Data shown –
= = = = =

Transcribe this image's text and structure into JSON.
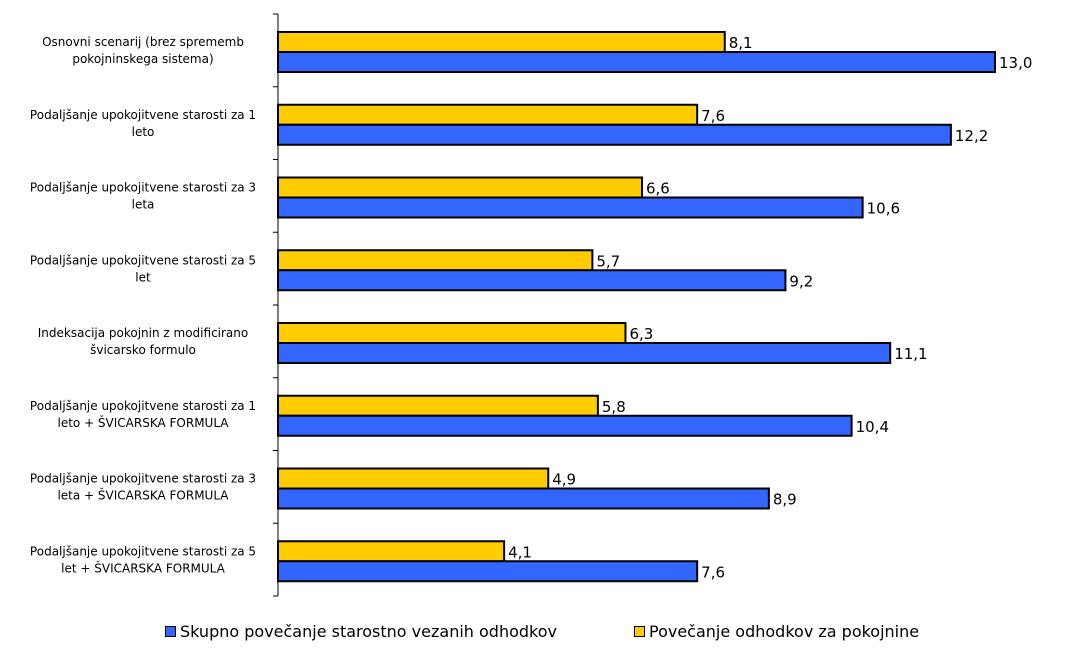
{
  "chart_data": {
    "type": "bar",
    "orientation": "horizontal",
    "categories": [
      [
        "Osnovni scenarij (brez sprememb",
        "pokojninskega sistema)"
      ],
      [
        "Podaljšanje upokojitvene starosti za 1",
        "leto"
      ],
      [
        "Podaljšanje upokojitvene starosti za 3",
        "leta"
      ],
      [
        "Podaljšanje upokojitvene starosti za 5",
        "let"
      ],
      [
        "Indeksacija pokojnin z modificirano",
        "švicarsko formulo"
      ],
      [
        "Podaljšanje upokojitvene starosti za 1",
        "leto + ŠVICARSKA FORMULA"
      ],
      [
        "Podaljšanje upokojitvene starosti za 3",
        "leta + ŠVICARSKA FORMULA"
      ],
      [
        "Podaljšanje upokojitvene starosti za 5",
        "let + ŠVICARSKA FORMULA"
      ]
    ],
    "series": [
      {
        "name": "Povečanje odhodkov za pokojnine",
        "color": "#ffcc00",
        "values": [
          8.1,
          7.6,
          6.6,
          5.7,
          6.3,
          5.8,
          4.9,
          4.1
        ],
        "labels": [
          "8,1",
          "7,6",
          "6,6",
          "5,7",
          "6,3",
          "5,8",
          "4,9",
          "4,1"
        ]
      },
      {
        "name": "Skupno povečanje starostno vezanih odhodkov",
        "color": "#3366ff",
        "values": [
          13.0,
          12.2,
          10.6,
          9.2,
          11.1,
          10.4,
          8.9,
          7.6
        ],
        "labels": [
          "13,0",
          "12,2",
          "10,6",
          "9,2",
          "11,1",
          "10,4",
          "8,9",
          "7,6"
        ]
      }
    ],
    "legend": {
      "position": "bottom",
      "entries": [
        {
          "label": "Skupno povečanje starostno vezanih odhodkov",
          "color": "#3366ff"
        },
        {
          "label": "Povečanje odhodkov za pokojnine",
          "color": "#ffcc00"
        }
      ]
    },
    "title": "",
    "xlabel": "",
    "ylabel": "",
    "xlim": [
      0,
      13.0
    ],
    "grid": false
  }
}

= = = = =

Short task –
Go through the material above and copy each line that has the word "Skupno".

Result for this task –
        "name": "Skupno povečanje starostno vezanih odhodkov",
          "label": "Skupno povečanje starostno vezanih odhodkov",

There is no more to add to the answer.